** start of RECORDED DATA **

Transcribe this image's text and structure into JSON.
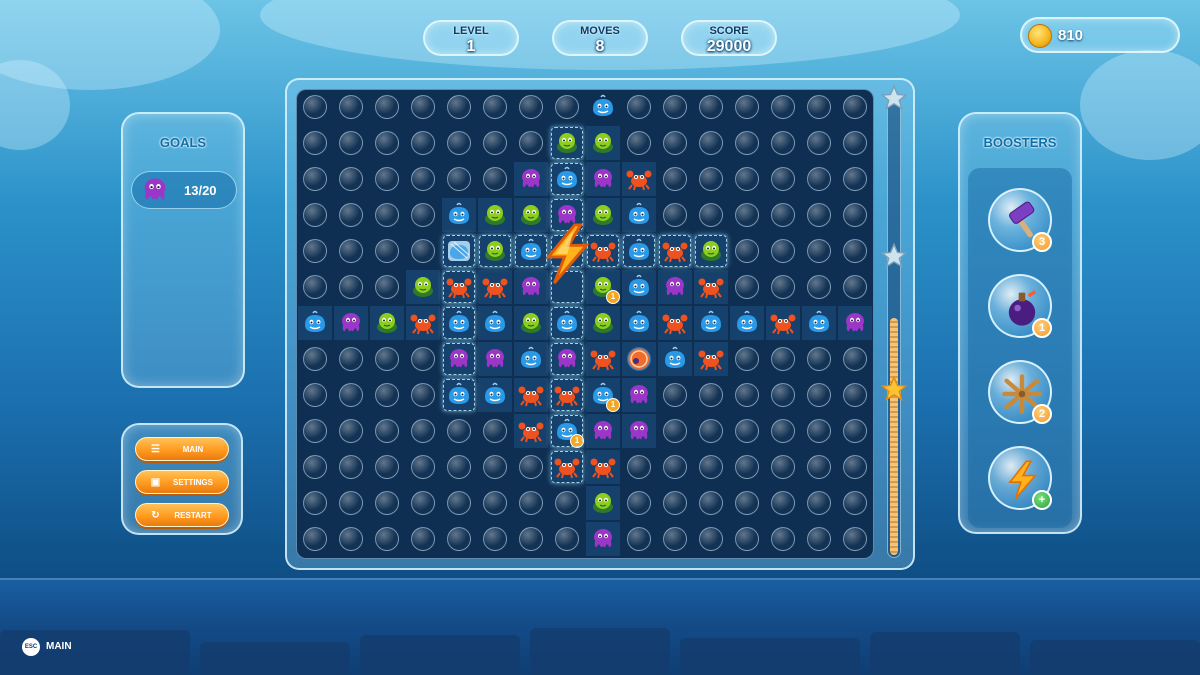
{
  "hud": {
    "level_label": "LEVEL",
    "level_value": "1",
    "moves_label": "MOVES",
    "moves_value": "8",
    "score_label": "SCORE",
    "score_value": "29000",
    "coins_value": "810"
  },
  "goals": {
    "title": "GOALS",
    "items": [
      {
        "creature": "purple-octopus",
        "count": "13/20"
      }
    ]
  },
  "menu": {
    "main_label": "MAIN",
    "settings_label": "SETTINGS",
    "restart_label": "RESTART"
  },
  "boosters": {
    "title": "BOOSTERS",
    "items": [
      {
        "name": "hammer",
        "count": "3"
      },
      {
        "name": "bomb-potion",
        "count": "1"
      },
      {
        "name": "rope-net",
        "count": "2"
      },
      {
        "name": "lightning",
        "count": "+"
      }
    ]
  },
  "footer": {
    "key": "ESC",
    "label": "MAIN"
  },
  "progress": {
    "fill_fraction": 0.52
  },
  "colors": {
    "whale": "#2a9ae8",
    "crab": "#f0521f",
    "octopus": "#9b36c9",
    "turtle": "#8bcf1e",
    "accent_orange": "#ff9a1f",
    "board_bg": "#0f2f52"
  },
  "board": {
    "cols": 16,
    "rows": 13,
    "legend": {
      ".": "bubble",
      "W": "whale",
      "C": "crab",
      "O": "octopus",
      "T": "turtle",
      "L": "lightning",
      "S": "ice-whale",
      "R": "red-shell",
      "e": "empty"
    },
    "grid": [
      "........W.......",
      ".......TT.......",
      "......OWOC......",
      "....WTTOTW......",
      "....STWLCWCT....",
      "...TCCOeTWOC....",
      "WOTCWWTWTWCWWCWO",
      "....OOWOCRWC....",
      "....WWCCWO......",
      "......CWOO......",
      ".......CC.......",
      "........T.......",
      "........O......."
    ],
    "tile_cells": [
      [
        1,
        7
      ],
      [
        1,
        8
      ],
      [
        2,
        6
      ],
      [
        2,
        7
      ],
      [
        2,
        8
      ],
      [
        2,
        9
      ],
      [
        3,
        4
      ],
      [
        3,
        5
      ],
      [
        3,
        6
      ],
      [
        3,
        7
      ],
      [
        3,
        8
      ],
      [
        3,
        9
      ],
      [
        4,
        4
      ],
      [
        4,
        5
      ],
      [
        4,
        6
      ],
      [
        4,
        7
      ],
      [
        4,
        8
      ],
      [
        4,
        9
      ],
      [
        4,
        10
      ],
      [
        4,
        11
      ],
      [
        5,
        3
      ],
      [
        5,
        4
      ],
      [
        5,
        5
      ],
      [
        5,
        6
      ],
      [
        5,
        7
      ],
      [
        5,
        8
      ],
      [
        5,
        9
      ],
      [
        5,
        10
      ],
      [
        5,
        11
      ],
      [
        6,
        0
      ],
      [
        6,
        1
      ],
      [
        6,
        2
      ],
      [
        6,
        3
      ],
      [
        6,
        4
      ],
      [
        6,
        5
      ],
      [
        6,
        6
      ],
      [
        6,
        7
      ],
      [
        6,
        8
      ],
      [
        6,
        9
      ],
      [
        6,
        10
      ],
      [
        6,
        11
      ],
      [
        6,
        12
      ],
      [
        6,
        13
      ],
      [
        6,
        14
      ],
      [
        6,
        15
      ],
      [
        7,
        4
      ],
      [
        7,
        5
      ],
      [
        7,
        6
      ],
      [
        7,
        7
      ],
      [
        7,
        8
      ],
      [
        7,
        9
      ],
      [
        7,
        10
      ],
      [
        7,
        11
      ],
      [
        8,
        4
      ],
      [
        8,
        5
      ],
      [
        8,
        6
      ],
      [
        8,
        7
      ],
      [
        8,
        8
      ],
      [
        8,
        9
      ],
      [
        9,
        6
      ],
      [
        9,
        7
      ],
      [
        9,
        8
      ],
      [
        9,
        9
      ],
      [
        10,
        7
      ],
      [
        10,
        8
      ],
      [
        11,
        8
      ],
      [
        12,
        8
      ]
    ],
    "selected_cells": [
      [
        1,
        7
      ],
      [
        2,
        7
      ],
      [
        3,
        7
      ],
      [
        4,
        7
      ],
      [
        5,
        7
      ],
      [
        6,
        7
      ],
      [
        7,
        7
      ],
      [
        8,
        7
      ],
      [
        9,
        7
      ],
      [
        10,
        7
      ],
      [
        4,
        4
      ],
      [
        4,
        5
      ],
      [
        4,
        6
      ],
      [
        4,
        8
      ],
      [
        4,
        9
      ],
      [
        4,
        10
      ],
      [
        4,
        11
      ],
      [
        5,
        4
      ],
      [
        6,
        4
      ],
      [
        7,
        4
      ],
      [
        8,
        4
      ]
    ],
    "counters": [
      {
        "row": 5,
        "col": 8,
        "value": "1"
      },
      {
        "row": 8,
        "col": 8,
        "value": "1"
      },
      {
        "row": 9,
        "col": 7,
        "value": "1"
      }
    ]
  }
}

** end of RECORDED DATA **

• _YOUR GOAL_: State the number of lines holding the word "name" in the listing. Add nothing else.

• _ANSWER FOR THE TASK_: 4